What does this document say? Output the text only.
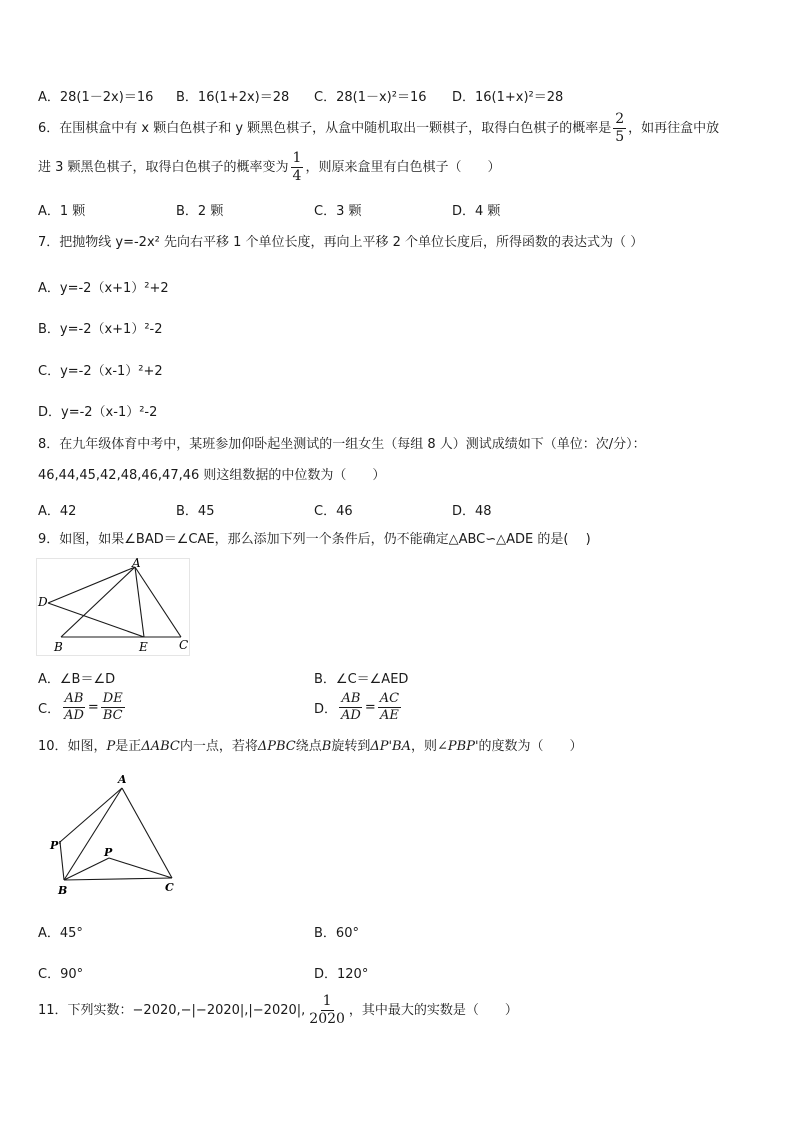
A．28(1－2x)＝16 B．16(1+2x)＝28 C．28(1－x)²＝16 D．16(1+x)²＝28
6．在围棋盒中有 x 颗白色棋子和 y 颗黑色棋子，从盒中随机取出一颗棋子，取得白色棋子的概率是 $\frac{2}{5}$ ，如再往盒中放
进 3 颗黑色棋子，取得白色棋子的概率变为 $\frac{1}{4}$ ，则原来盒里有白色棋子（　　）
A．1 颗	B．2 颗	C．3 颗	D．4 颗
7．把抛物线 y=-2x² 先向右平移 1 个单位长度，再向上平移 2 个单位长度后，所得函数的表达式为（ ）
A．y=-2（x+1）²+2
B．y=-2（x+1）²-2
C．y=-2（x-1）²+2
D．y=-2（x-1）²-2
8．在九年级体育中考中，某班参加仰卧起坐测试的一组女生（每组 8 人）测试成绩如下（单位：次/分）：
46,44,45,42,48,46,47,46 则这组数据的中位数为（　　）
A．42	B．45	C．46	D．48
9．如图，如果∠BAD＝∠CAE，那么添加下列一个条件后，仍不能确定△ABC∽△ADE 的是(　 )
A
D
B	E	C
A．∠B＝∠D	B．∠C＝∠AED
C． $\frac{AB}{AD} = \frac{DE}{BC}$	D． $\frac{AB}{AD} = \frac{AC}{AE}$
10．如图，P是正ΔABC内一点，若将ΔPBC绕点B旋转到ΔP'BA，则∠PBP'的度数为（　　）
A
P'
P
B	C
A．45°	B．60°
C．90°	D．120°
11．下列实数：−2020,−|−2020|,|−2020|, $\frac{1}{2020}$ ，其中最大的实数是（　　）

> **Exercise details**: The entries above should be reproduced exactly, without their pictures.

> **Response to the task**:
What does this document say? Output the text only.
A．28(1－2x)＝16 B．16(1+2x)＝28 C．28(1－x)²＝16 D．16(1+x)²＝28
6．在围棋盒中有 x 颗白色棋子和 y 颗黑色棋子，从盒中随机取出一颗棋子，取得白色棋子的概率是 $\frac{2}{5}$ ，如再往盒中放
进 3 颗黑色棋子，取得白色棋子的概率变为 $\frac{1}{4}$ ，则原来盒里有白色棋子（　　）
A．1 颗	B．2 颗	C．3 颗	D．4 颗
7．把抛物线 y=-2x² 先向右平移 1 个单位长度，再向上平移 2 个单位长度后，所得函数的表达式为（ ）
A．y=-2（x+1）²+2
B．y=-2（x+1）²-2
C．y=-2（x-1）²+2
D．y=-2（x-1）²-2
8．在九年级体育中考中，某班参加仰卧起坐测试的一组女生（每组 8 人）测试成绩如下（单位：次/分）：
46,44,45,42,48,46,47,46 则这组数据的中位数为（　　）
A．42	B．45	C．46	D．48
9．如图，如果∠BAD＝∠CAE，那么添加下列一个条件后，仍不能确定△ABC∽△ADE 的是(　 )
A
D
B	E	C
A．∠B＝∠D	B．∠C＝∠AED
C． $\frac{AB}{AD} = \frac{DE}{BC}$	D． $\frac{AB}{AD} = \frac{AC}{AE}$
10．如图，P是正ΔABC内一点，若将ΔPBC绕点B旋转到ΔP'BA，则∠PBP'的度数为（　　）
A
P'
P
B	C
A．45°	B．60°
C．90°	D．120°
11．下列实数：−2020,−|−2020|,|−2020|, $\frac{1}{2020}$ ，其中最大的实数是（　　）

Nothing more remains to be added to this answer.